== Dataset records

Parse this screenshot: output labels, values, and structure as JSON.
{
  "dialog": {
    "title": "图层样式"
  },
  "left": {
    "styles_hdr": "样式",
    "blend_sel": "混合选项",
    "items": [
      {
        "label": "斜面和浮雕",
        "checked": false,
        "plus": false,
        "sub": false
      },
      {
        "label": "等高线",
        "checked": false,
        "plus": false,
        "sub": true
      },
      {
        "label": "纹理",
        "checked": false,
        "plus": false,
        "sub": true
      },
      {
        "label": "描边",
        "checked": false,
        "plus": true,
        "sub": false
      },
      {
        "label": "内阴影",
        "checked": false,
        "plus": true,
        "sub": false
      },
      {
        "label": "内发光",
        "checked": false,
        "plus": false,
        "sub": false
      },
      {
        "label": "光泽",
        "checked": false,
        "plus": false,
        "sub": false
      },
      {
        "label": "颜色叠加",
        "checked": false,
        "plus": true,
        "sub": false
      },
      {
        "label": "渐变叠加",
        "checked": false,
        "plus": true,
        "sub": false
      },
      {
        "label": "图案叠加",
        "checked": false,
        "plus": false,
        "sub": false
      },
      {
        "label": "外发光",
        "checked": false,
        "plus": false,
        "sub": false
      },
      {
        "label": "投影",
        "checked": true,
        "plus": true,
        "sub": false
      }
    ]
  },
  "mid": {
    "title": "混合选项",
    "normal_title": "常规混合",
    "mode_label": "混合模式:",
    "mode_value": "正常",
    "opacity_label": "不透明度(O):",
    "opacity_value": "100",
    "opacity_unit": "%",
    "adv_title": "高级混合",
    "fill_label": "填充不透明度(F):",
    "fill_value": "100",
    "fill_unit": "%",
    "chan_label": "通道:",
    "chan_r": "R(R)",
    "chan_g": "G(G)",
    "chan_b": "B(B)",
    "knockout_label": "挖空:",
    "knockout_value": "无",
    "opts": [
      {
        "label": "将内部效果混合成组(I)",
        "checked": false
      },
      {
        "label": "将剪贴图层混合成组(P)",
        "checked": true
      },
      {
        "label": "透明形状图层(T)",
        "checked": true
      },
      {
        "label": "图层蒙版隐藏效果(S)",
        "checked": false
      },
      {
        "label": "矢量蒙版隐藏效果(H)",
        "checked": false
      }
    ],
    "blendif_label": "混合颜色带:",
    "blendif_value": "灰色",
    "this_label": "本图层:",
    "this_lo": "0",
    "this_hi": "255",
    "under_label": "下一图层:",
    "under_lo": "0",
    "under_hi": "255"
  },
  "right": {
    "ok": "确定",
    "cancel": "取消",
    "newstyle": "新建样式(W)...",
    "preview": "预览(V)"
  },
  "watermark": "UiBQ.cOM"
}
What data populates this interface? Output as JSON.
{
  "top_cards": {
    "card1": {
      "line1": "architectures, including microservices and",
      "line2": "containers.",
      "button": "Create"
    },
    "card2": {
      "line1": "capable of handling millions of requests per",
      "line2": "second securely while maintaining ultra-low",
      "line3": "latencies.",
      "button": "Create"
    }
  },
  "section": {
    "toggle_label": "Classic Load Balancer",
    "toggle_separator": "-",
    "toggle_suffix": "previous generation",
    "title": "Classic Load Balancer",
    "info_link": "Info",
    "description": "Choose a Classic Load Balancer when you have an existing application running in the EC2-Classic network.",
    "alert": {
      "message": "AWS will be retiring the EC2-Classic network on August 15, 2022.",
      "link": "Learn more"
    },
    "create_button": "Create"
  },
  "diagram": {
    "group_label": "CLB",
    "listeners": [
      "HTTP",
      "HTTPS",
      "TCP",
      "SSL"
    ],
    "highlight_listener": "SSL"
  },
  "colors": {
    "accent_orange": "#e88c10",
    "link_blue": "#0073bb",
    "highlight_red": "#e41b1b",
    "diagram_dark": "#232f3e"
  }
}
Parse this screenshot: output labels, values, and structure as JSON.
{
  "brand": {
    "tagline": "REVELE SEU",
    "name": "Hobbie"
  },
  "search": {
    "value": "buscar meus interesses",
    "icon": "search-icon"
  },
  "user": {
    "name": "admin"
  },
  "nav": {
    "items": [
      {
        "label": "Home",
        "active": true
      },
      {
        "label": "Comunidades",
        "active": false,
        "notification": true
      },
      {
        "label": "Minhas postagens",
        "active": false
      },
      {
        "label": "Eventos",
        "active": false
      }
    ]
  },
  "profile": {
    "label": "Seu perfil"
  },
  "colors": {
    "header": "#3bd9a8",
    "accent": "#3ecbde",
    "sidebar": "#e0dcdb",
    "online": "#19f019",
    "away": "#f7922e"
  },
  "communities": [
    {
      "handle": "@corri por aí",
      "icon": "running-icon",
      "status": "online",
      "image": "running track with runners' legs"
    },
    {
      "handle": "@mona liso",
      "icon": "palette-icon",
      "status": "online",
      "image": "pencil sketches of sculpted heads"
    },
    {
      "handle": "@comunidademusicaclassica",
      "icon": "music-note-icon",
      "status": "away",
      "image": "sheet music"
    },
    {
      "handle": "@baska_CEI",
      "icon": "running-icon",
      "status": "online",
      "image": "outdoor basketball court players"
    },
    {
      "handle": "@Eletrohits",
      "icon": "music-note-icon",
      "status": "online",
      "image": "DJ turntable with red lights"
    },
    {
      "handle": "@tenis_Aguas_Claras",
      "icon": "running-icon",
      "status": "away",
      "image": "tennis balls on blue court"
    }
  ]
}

====

== Do this ==
Copy out all of the data exactly, leaving nothing out.

== Task response ==
Parse this screenshot: output labels, values, and structure as JSON.
{
  "dialog": {
    "title": "图层样式"
  },
  "left": {
    "styles_hdr": "样式",
    "blend_sel": "混合选项",
    "items": [
      {
        "label": "斜面和浮雕",
        "checked": false,
        "plus": false,
        "sub": false
      },
      {
        "label": "等高线",
        "checked": false,
        "plus": false,
        "sub": true
      },
      {
        "label": "纹理",
        "checked": false,
        "plus": false,
        "sub": true
      },
      {
        "label": "描边",
        "checked": false,
        "plus": true,
        "sub": false
      },
      {
        "label": "内阴影",
        "checked": false,
        "plus": true,
        "sub": false
      },
      {
        "label": "内发光",
        "checked": false,
        "plus": false,
        "sub": false
      },
      {
        "label": "光泽",
        "checked": false,
        "plus": false,
        "sub": false
      },
      {
        "label": "颜色叠加",
        "checked": false,
        "plus": true,
        "sub": false
      },
      {
        "label": "渐变叠加",
        "checked": false,
        "plus": true,
        "sub": false
      },
      {
        "label": "图案叠加",
        "checked": false,
        "plus": false,
        "sub": false
      },
      {
        "label": "外发光",
        "checked": false,
        "plus": false,
        "sub": false
      },
      {
        "label": "投影",
        "checked": true,
        "plus": true,
        "sub": false
      }
    ]
  },
  "mid": {
    "title": "混合选项",
    "normal_title": "常规混合",
    "mode_label": "混合模式:",
    "mode_value": "正常",
    "opacity_label": "不透明度(O):",
    "opacity_value": "100",
    "opacity_unit": "%",
    "adv_title": "高级混合",
    "fill_label": "填充不透明度(F):",
    "fill_value": "100",
    "fill_unit": "%",
    "chan_label": "通道:",
    "chan_r": "R(R)",
    "chan_g": "G(G)",
    "chan_b": "B(B)",
    "knockout_label": "挖空:",
    "knockout_value": "无",
    "opts": [
      {
        "label": "将内部效果混合成组(I)",
        "checked": false
      },
      {
        "label": "将剪贴图层混合成组(P)",
        "checked": true
      },
      {
        "label": "透明形状图层(T)",
        "checked": true
      },
      {
        "label": "图层蒙版隐藏效果(S)",
        "checked": false
      },
      {
        "label": "矢量蒙版隐藏效果(H)",
        "checked": false
      }
    ],
    "blendif_label": "混合颜色带:",
    "blendif_value": "灰色",
    "this_label": "本图层:",
    "this_lo": "0",
    "this_hi": "255",
    "under_label": "下一图层:",
    "under_lo": "0",
    "under_hi": "255"
  },
  "right": {
    "ok": "确定",
    "cancel": "取消",
    "newstyle": "新建样式(W)...",
    "preview": "预览(V)"
  },
  "watermark": "UiBQ.cOM"
}
What data populates this interface? Output as JSON.
{
  "top_cards": {
    "card1": {
      "line1": "architectures, including microservices and",
      "line2": "containers.",
      "button": "Create"
    },
    "card2": {
      "line1": "capable of handling millions of requests per",
      "line2": "second securely while maintaining ultra-low",
      "line3": "latencies.",
      "button": "Create"
    }
  },
  "section": {
    "toggle_label": "Classic Load Balancer",
    "toggle_separator": "-",
    "toggle_suffix": "previous generation",
    "title": "Classic Load Balancer",
    "info_link": "Info",
    "description": "Choose a Classic Load Balancer when you have an existing application running in the EC2-Classic network.",
    "alert": {
      "message": "AWS will be retiring the EC2-Classic network on August 15, 2022.",
      "link": "Learn more"
    },
    "create_button": "Create"
  },
  "diagram": {
    "group_label": "CLB",
    "listeners": [
      "HTTP",
      "HTTPS",
      "TCP",
      "SSL"
    ],
    "highlight_listener": "SSL"
  },
  "colors": {
    "accent_orange": "#e88c10",
    "link_blue": "#0073bb",
    "highlight_red": "#e41b1b",
    "diagram_dark": "#232f3e"
  }
}
Parse this screenshot: output labels, values, and structure as JSON.
{
  "brand": {
    "tagline": "REVELE SEU",
    "name": "Hobbie"
  },
  "search": {
    "value": "buscar meus interesses",
    "icon": "search-icon"
  },
  "user": {
    "name": "admin"
  },
  "nav": {
    "items": [
      {
        "label": "Home",
        "active": true
      },
      {
        "label": "Comunidades",
        "active": false,
        "notification": true
      },
      {
        "label": "Minhas postagens",
        "active": false
      },
      {
        "label": "Eventos",
        "active": false
      }
    ]
  },
  "profile": {
    "label": "Seu perfil"
  },
  "colors": {
    "header": "#3bd9a8",
    "accent": "#3ecbde",
    "sidebar": "#e0dcdb",
    "online": "#19f019",
    "away": "#f7922e"
  },
  "communities": [
    {
      "handle": "@corri por aí",
      "icon": "running-icon",
      "status": "online",
      "image": "running track with runners' legs"
    },
    {
      "handle": "@mona liso",
      "icon": "palette-icon",
      "status": "online",
      "image": "pencil sketches of sculpted heads"
    },
    {
      "handle": "@comunidademusicaclassica",
      "icon": "music-note-icon",
      "status": "away",
      "image": "sheet music"
    },
    {
      "handle": "@baska_CEI",
      "icon": "running-icon",
      "status": "online",
      "image": "outdoor basketball court players"
    },
    {
      "handle": "@Eletrohits",
      "icon": "music-note-icon",
      "status": "online",
      "image": "DJ turntable with red lights"
    },
    {
      "handle": "@tenis_Aguas_Claras",
      "icon": "running-icon",
      "status": "away",
      "image": "tennis balls on blue court"
    }
  ]
}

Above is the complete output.